**PROVIDED TEXT:**
----------

At the beginning of November, the International Consortium of Investigative Journalists (ICIJ) disclosed the results of its investigation into corporate taxation in Luxembourg (Leaked Documents Expose Global Companies' Secret Tax Deals in Luxembourg).1 ICIJ claims that billions of Euros in taxes for cash-strapped governments in Europe have been forgone and Luxembourg might have given favorable tax treatment to more than 300 multinational companies. In an unusual move, the new European Commissioner for Competition Margrethe Vestager responded on the same day by issuing a public statement to confirm that the Commission is already investigating whether certain tax rulings adopted by some Member States are in compliance with EU state aid rules. With particular regard to Luxembourg, there are already two EU probes open and they intend to take a close look at the published documents. This could lead to the opening of more state aid investigations and more multinational companies might be caught by investigations into selective tax breaks by governments throughout Europe.


According to the documents made public by ICIJ, hundreds of multinational companies have been able to substantially reduce their tax exposure by forming Luxembourg entities that earn large profits through transfer pricing and other tax structuring, after receiving favorable tax rulings from the national authorities. Tax rulings are decisions through which national authorities confirm the conformity with legal rules of company-specific tax structures presented by multinational companies and their tax advisors.

----------

**EXTRACTED DATA:**

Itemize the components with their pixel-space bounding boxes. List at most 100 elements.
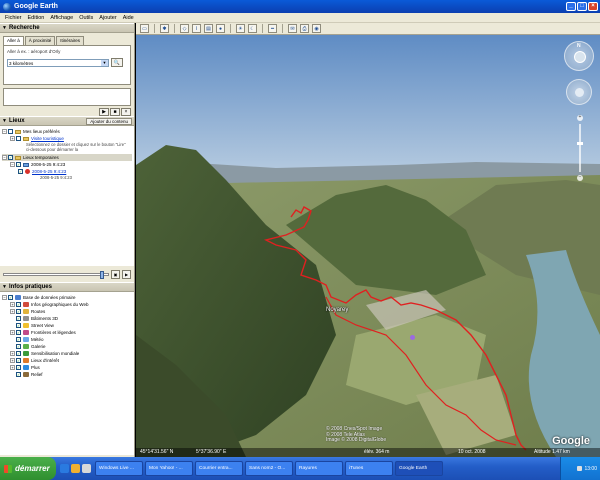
minimize-button[interactable]: _ [566, 2, 576, 11]
collapse-icon[interactable]: ▼ [2, 284, 7, 290]
folder-icon[interactable] [71, 464, 80, 473]
search-header[interactable]: ▼ Recherche [0, 23, 134, 33]
taskbar-button[interactable]: iTunes [345, 461, 393, 476]
play-tour-button[interactable]: ▶ [99, 108, 109, 116]
menu-edit[interactable]: Edition [25, 15, 48, 21]
expand-icon[interactable]: − [2, 129, 7, 134]
image-overlay-icon[interactable]: ▤ [204, 24, 213, 33]
search-results[interactable] [3, 88, 131, 106]
zoom-slider[interactable]: + − [576, 115, 583, 181]
checkbox[interactable]: ✓ [16, 337, 21, 342]
google-maps-icon[interactable]: ◉ [312, 24, 321, 33]
layer-item[interactable]: ✓ Street View [2, 322, 132, 329]
checkbox[interactable]: ✓ [16, 351, 21, 356]
checkbox[interactable] [16, 136, 21, 141]
close-button[interactable]: × [588, 2, 598, 11]
tour-button[interactable]: ▣ [111, 269, 120, 279]
placemark-icon[interactable]: ✱ [160, 24, 169, 33]
checkbox[interactable]: ✓ [16, 344, 21, 349]
menu-add[interactable]: Ajouter [96, 15, 119, 21]
place-label[interactable]: Noyarey [326, 307, 348, 313]
ie-icon[interactable] [60, 464, 69, 473]
checkbox[interactable]: ✓ [16, 323, 21, 328]
maximize-button[interactable]: □ [577, 2, 587, 11]
layer-item[interactable]: + ✓ Frontières et légendes [2, 329, 132, 336]
layer-item[interactable]: + ✓ Infos géographiques du Web [2, 301, 132, 308]
dropdown-arrow-icon[interactable]: ▼ [101, 59, 108, 66]
move-joystick[interactable] [566, 79, 592, 105]
expand-icon[interactable]: + [10, 351, 15, 356]
taskbar-button[interactable]: Windows Live ... [95, 461, 143, 476]
print-icon[interactable]: ⎙ [300, 24, 309, 33]
zoom-in-button[interactable]: + [577, 115, 583, 121]
checkbox[interactable]: ✓ [16, 302, 21, 307]
tree-item[interactable]: + Visite touristique [2, 135, 132, 142]
hand-icon[interactable] [575, 88, 584, 97]
play-button[interactable]: ▶ [122, 269, 131, 279]
eye-icon[interactable] [574, 51, 586, 63]
sun-icon[interactable]: ☀ [236, 24, 245, 33]
zoom-knob[interactable] [576, 142, 583, 145]
checkbox[interactable]: ✓ [16, 316, 21, 321]
layer-item[interactable]: − ✓ Base de données primaire [2, 294, 132, 301]
layer-item[interactable]: + ✓ Routes [2, 308, 132, 315]
record-tour-icon[interactable]: ● [216, 24, 225, 33]
expand-icon[interactable]: + [10, 309, 15, 314]
earth-3d-view[interactable]: Noyarey N + − © 2008 Cnes/Spot Image © 2… [136, 35, 600, 457]
add-content-button[interactable]: Ajouter du contenu [86, 118, 132, 125]
expand-icon[interactable]: + [10, 136, 15, 141]
tree-item[interactable]: − ✓ Lieux temporaires [2, 154, 132, 161]
fly-to-input[interactable]: 3 kilomètres ▼ [7, 58, 109, 67]
expand-icon[interactable]: + [10, 358, 15, 363]
layer-item[interactable]: ✓ Relief [2, 371, 132, 378]
layer-item[interactable]: ✓ Galerie [2, 343, 132, 350]
tree-item[interactable]: − Mes lieux préférés [2, 128, 132, 135]
places-header[interactable]: ▼ Lieux Ajouter du contenu [0, 116, 134, 126]
menu-help[interactable]: Aide [120, 15, 137, 21]
checkbox[interactable] [8, 129, 13, 134]
expand-icon[interactable]: + [10, 302, 15, 307]
network-icon[interactable] [577, 466, 583, 471]
taskbar-button[interactable]: Rayures [295, 461, 343, 476]
look-joystick[interactable]: N [564, 41, 594, 71]
checkbox[interactable]: ✓ [16, 309, 21, 314]
checkbox[interactable]: ✓ [18, 169, 23, 174]
expand-icon[interactable]: − [10, 162, 15, 167]
tree-item[interactable]: − ✓ 2008-5-25 9:4:23 [2, 161, 132, 168]
opacity-slider[interactable] [3, 270, 109, 279]
taskbar-button[interactable]: Mon Yahoo! - ... [145, 461, 193, 476]
checkbox[interactable]: ✓ [8, 155, 13, 160]
checkbox[interactable]: ✓ [8, 295, 13, 300]
expand-icon[interactable]: + [10, 330, 15, 335]
taskbar-button[interactable]: Sans nom2 - O... [245, 461, 293, 476]
tree-item[interactable]: ✓ 2008-5-25 9:4:23 [2, 168, 132, 175]
collapse-icon[interactable]: ▼ [2, 25, 7, 31]
email-icon[interactable]: ✉ [288, 24, 297, 33]
desktop-icon[interactable] [82, 464, 91, 473]
expand-icon[interactable]: + [10, 365, 15, 370]
clock[interactable]: 13:00 [584, 466, 597, 472]
layer-item[interactable]: ✓ Météo [2, 336, 132, 343]
start-button[interactable]: démarrer [0, 457, 56, 480]
menu-file[interactable]: Fichier [2, 15, 25, 21]
layer-item[interactable]: + ✓ Plus [2, 364, 132, 371]
tree-item-label[interactable]: Visite touristique [31, 136, 64, 141]
menu-tools[interactable]: Outils [76, 15, 96, 21]
zoom-track[interactable] [576, 124, 583, 172]
tab-directions[interactable]: Itinéraires [56, 36, 85, 45]
collapse-icon[interactable]: ▼ [2, 118, 7, 124]
menu-view[interactable]: Affichage [47, 15, 76, 21]
layer-item[interactable]: + ✓ Sensibilisation mondiale [2, 350, 132, 357]
checkbox[interactable]: ✓ [16, 365, 21, 370]
ruler-icon[interactable]: ━ [268, 24, 277, 33]
layer-item[interactable]: ✓ Bâtiments 3D [2, 315, 132, 322]
checkbox[interactable]: ✓ [16, 330, 21, 335]
clear-results-button[interactable]: × [121, 108, 131, 116]
search-button[interactable]: 🔍 [111, 58, 123, 67]
tree-item-label[interactable]: 2008-5-25 9:4:23 [32, 169, 66, 174]
path-icon[interactable]: ⌇ [192, 24, 201, 33]
checkbox[interactable]: ✓ [16, 162, 21, 167]
checkbox[interactable]: ✓ [16, 358, 21, 363]
expand-icon[interactable]: − [2, 155, 7, 160]
checkbox[interactable]: ✓ [16, 372, 21, 377]
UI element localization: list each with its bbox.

----------

**SET TASKS:**
1. According to the text on Luxembourg tax rulings, how many multinational companies might Luxembourg have given favorable tax treatment?
2. Write the next part of the text on Luxembourg tax rulings, picking up after its final sentence.

**SOLVED TASKS:**
1. More than 300.

2.
Most legal and media commentary focuses on the legality of the rulings from a tax law perspective and the role played by tax advisers. However, international companies who have benefited from tax rulings issued in Luxembourg or elsewhere in the European Union (EU) face more than tax law risks, they also risk the enforcement of EU competition law and in particular EU state aid control. Indeed, aside from the risks resulting from the potential opening of an in-depth proceeding by the Commission, if the tax rulings are declared to be incompatible State aid within the meaning of Article 107(1) of the Treaty on the Functioning of the European Union (TFEU), the companies benefitting from them run into the risk of having to return the full amount of the aid - plus the applicable interest during the time when the tax ruling was applicable.

Commissioner Vestager, during her hearing at the European Parliament on October 2, 2014, already indicated that one of her first enforcement priorities would be to assess the legality under EU competition rules of any "tax deals" offered to multinational companies by national tax authorities. In view of the above, the Commission is likely to open further state aid investigations affecting additional companies.

EU State Aid Law

State aid law is one of the pillars of EU competition law. It prevents EU Member States from interfering in the economy by granting distortive aid, in any form, to companies operating in the EU market. According to Article 107(1) TFEU, a state measure is considered to be incompatible when the following four conditions are present:

  • the measure is imputable to the state (i.e. enacted by the State itself or an agency) and financed through state resources;
  • the measure confers an economic advantage to the company or group of companies to which it is directed;
  • the advantage is selective, that is, only available to that specific company or group of companies to which it is directed; and
  • the measure distorts or threatens to distort competition and has a negative effect on trade between EU Member States.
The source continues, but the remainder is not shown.